Tally the lines of the data that include the word "далее" and state the total, nothing else.
[Available data start]
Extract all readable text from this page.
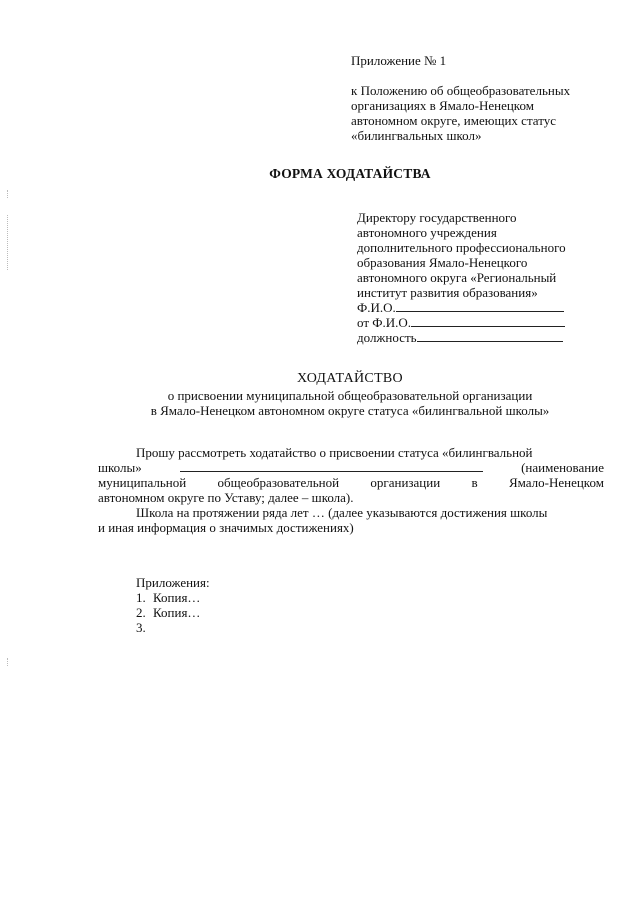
Приложение № 1
к Положению об общеобразовательных
организациях в Ямало-Ненецком
автономном округе, имеющих статус
«билингвальных школ»
ФОРМА ХОДАТАЙСТВА
Директору государственного
автономного учреждения
дополнительного профессионального
образования Ямало-Ненецкого
автономного округа «Региональный
институт развития образования»
Ф.И.О.
от Ф.И.О.
должность
ХОДАТАЙСТВО
о присвоении муниципальной общеобразовательной организации
в Ямало-Ненецком автономном округе статуса «билингвальной школы»
Прошу рассмотреть ходатайство о присвоении статуса «билингвальной
школы»	(наименование
муниципальной общеобразовательной организации в Ямало-Ненецком
автономном округе по Уставу; далее – школа).
Школа на протяжении ряда лет … (далее указываются достижения школы
и иная информация о значимых достижениях)
Приложения:
1. Копия…
2. Копия…
3.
[Available data end]
» **Answer to this problem**: 2